- _What is being asked_
Scan the material and copy every line in which "content" appears.

>>>

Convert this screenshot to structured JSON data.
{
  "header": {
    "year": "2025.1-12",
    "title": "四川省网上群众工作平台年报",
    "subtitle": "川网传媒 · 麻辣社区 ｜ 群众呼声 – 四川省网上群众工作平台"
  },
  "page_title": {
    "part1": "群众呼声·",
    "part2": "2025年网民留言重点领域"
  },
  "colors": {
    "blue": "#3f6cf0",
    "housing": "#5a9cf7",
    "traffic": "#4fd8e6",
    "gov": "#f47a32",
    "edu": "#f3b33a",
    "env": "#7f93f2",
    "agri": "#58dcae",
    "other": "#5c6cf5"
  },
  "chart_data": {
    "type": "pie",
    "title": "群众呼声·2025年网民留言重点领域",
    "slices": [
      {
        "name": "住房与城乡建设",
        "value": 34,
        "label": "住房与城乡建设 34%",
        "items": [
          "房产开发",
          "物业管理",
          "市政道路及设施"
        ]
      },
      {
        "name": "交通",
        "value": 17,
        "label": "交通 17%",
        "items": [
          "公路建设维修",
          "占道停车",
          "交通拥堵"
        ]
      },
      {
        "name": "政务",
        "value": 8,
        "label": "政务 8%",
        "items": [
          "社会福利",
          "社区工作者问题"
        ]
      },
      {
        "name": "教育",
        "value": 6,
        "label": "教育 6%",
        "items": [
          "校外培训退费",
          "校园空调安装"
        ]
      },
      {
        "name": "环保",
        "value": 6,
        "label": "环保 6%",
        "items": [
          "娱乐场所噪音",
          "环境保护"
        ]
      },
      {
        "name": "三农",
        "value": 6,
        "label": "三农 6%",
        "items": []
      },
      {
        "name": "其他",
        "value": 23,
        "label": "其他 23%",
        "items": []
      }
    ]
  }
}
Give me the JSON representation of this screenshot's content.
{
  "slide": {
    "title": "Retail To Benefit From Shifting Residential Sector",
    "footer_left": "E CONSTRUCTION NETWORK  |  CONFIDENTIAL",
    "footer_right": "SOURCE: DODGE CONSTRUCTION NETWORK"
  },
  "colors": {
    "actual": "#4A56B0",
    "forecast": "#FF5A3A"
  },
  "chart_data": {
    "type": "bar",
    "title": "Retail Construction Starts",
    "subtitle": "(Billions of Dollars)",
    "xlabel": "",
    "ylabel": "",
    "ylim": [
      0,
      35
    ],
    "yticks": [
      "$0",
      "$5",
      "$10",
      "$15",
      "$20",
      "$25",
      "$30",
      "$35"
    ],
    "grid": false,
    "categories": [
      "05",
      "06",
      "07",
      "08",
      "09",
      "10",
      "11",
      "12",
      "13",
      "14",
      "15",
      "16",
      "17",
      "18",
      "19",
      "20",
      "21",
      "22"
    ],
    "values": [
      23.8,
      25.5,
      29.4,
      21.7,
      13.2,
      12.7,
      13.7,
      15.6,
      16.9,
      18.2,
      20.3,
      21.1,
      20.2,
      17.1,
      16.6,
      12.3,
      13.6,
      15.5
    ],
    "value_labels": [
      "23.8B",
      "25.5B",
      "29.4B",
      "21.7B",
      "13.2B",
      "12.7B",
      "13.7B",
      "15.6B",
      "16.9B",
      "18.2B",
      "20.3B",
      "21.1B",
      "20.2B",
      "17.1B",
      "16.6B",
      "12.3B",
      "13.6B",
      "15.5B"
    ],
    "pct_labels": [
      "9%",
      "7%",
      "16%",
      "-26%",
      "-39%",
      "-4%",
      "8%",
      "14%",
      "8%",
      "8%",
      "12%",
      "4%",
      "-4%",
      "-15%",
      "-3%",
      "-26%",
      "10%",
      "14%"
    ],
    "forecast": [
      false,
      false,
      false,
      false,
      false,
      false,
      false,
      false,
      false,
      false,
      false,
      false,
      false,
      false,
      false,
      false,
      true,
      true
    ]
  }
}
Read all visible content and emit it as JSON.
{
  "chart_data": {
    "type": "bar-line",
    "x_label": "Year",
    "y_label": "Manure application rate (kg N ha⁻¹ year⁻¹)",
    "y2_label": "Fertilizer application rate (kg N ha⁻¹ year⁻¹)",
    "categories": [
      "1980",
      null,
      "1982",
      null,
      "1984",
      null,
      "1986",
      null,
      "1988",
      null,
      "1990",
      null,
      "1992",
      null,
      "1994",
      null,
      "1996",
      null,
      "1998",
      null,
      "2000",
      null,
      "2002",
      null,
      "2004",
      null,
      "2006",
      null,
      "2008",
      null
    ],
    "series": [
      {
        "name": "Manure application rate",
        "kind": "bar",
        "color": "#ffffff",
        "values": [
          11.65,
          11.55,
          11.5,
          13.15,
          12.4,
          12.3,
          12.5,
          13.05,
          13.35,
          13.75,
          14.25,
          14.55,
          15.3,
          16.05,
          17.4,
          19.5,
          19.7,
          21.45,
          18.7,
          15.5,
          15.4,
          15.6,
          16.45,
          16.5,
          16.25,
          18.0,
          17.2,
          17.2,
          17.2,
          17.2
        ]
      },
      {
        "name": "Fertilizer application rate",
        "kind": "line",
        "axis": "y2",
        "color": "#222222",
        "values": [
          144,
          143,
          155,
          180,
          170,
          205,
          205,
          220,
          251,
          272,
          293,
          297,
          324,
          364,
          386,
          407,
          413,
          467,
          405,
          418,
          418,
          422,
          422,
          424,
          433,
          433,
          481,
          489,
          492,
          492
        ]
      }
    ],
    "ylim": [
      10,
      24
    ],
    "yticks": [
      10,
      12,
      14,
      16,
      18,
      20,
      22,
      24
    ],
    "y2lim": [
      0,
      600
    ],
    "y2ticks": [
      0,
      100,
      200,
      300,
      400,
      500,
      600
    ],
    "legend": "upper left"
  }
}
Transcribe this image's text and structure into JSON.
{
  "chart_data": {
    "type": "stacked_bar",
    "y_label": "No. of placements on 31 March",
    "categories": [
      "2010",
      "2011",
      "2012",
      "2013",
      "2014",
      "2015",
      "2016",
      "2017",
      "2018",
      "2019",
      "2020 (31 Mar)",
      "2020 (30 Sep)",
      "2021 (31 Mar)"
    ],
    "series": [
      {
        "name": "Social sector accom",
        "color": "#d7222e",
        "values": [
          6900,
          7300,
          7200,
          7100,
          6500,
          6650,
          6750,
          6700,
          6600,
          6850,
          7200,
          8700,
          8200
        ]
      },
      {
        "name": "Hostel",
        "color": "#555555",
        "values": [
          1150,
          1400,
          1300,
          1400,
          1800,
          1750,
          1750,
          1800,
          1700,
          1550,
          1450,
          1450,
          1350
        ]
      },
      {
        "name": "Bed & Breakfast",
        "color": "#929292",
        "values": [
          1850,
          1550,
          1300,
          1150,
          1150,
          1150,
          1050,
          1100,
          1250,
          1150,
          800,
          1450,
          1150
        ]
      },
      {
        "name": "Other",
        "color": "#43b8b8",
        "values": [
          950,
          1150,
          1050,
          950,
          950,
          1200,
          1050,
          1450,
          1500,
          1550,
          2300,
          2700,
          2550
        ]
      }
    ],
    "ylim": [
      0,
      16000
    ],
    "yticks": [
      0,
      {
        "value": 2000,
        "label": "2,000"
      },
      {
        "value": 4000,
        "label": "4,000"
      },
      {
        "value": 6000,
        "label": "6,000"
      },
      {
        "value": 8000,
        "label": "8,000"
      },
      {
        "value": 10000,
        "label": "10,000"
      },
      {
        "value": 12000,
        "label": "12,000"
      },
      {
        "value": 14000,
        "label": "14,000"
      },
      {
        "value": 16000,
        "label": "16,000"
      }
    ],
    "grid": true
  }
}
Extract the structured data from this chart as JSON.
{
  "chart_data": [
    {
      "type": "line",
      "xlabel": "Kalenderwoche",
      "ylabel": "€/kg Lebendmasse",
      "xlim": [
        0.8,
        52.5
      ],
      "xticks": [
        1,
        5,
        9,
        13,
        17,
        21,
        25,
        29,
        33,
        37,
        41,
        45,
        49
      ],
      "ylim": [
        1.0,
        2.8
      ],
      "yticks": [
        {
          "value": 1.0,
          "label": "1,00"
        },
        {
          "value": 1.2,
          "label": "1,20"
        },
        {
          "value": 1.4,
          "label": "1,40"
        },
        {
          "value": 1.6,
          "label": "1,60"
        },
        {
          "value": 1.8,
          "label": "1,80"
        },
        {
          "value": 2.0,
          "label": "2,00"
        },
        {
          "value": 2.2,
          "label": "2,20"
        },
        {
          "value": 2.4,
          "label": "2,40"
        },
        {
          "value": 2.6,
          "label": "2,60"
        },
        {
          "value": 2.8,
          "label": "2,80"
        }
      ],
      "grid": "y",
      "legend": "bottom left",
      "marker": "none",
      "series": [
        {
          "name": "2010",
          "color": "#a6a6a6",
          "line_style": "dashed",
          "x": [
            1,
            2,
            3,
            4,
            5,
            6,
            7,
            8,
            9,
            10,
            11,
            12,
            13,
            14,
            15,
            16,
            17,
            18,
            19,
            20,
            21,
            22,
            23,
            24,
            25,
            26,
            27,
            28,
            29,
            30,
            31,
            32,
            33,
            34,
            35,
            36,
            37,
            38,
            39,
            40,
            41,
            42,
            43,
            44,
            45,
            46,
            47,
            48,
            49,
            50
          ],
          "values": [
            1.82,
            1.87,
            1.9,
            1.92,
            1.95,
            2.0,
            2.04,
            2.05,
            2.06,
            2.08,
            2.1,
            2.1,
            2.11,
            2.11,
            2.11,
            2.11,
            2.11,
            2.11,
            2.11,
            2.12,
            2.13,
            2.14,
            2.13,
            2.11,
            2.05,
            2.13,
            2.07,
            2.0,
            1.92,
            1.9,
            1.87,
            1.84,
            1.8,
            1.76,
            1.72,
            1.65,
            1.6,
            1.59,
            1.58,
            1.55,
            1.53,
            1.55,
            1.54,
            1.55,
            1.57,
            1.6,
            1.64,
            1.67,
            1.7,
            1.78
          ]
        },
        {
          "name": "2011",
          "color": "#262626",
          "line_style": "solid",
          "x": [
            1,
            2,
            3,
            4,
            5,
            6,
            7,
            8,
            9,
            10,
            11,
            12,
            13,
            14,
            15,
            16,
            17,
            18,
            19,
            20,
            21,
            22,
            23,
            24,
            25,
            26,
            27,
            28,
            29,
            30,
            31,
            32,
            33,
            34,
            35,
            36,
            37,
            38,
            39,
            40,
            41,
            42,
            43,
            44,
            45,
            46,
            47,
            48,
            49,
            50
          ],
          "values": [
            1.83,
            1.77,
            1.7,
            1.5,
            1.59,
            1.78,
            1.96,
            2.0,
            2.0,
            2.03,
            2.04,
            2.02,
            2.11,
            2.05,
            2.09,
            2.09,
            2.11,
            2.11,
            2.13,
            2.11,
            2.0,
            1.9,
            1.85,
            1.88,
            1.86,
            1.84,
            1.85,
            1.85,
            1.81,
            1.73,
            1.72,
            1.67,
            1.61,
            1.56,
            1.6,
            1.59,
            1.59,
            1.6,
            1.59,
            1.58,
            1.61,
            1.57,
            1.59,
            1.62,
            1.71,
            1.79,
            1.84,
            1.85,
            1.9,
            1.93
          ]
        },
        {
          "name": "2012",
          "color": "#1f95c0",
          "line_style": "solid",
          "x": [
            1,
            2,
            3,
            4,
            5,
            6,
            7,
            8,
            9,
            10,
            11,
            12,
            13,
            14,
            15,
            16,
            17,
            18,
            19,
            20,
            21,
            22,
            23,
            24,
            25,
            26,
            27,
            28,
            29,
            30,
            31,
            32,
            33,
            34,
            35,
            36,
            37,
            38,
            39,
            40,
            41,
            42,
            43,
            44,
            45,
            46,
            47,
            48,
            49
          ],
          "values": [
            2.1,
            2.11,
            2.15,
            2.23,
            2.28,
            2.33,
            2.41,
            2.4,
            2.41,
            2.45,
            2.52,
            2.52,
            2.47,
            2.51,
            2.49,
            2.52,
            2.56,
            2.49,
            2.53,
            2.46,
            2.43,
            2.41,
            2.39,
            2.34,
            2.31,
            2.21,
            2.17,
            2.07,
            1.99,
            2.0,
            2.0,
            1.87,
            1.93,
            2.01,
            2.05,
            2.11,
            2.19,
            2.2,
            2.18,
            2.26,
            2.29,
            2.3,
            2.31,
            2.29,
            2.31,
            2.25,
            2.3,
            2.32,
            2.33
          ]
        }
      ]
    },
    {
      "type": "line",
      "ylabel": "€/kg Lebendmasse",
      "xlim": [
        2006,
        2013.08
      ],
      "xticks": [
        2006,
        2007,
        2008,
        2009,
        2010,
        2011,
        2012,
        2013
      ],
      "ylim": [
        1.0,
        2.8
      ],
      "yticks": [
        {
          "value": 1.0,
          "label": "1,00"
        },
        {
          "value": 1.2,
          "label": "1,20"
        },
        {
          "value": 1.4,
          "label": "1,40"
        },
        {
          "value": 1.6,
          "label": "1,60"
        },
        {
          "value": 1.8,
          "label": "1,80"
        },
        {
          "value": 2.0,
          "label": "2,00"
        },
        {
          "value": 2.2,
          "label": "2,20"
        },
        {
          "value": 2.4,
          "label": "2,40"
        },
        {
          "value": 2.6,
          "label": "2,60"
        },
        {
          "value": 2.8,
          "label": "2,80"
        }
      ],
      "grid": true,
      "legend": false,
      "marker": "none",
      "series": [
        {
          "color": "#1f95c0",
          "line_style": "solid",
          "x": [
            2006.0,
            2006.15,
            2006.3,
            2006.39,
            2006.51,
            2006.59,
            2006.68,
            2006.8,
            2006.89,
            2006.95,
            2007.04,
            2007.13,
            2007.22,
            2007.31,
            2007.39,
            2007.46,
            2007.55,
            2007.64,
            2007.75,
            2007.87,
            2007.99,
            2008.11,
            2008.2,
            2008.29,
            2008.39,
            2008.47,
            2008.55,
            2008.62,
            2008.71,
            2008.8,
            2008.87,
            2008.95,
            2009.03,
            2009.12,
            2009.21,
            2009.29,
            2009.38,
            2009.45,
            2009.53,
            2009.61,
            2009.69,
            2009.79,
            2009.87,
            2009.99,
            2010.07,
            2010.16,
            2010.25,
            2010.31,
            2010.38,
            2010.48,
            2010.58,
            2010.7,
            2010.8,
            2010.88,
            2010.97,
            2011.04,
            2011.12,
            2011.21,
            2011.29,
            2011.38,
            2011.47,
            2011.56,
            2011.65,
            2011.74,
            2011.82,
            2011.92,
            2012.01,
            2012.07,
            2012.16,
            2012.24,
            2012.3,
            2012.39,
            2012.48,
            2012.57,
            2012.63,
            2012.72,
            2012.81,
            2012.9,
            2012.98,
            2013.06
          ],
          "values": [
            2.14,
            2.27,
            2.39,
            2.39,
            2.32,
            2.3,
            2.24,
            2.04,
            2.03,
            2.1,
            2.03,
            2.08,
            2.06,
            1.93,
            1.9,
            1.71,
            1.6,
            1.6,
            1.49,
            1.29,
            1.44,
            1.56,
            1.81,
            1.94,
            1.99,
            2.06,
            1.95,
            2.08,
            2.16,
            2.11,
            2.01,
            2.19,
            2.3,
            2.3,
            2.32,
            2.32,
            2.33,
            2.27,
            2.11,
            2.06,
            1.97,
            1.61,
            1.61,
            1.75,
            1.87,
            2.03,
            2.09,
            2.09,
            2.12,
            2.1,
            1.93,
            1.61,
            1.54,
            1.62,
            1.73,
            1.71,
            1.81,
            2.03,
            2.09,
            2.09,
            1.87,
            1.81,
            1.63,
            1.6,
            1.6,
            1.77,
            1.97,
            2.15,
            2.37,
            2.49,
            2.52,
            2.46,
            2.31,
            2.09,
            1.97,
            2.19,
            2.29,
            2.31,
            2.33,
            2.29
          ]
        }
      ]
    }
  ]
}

<<<

- _Complete response_
Give me the JSON representation of this screenshot's content.
Read all visible content and emit it as JSON.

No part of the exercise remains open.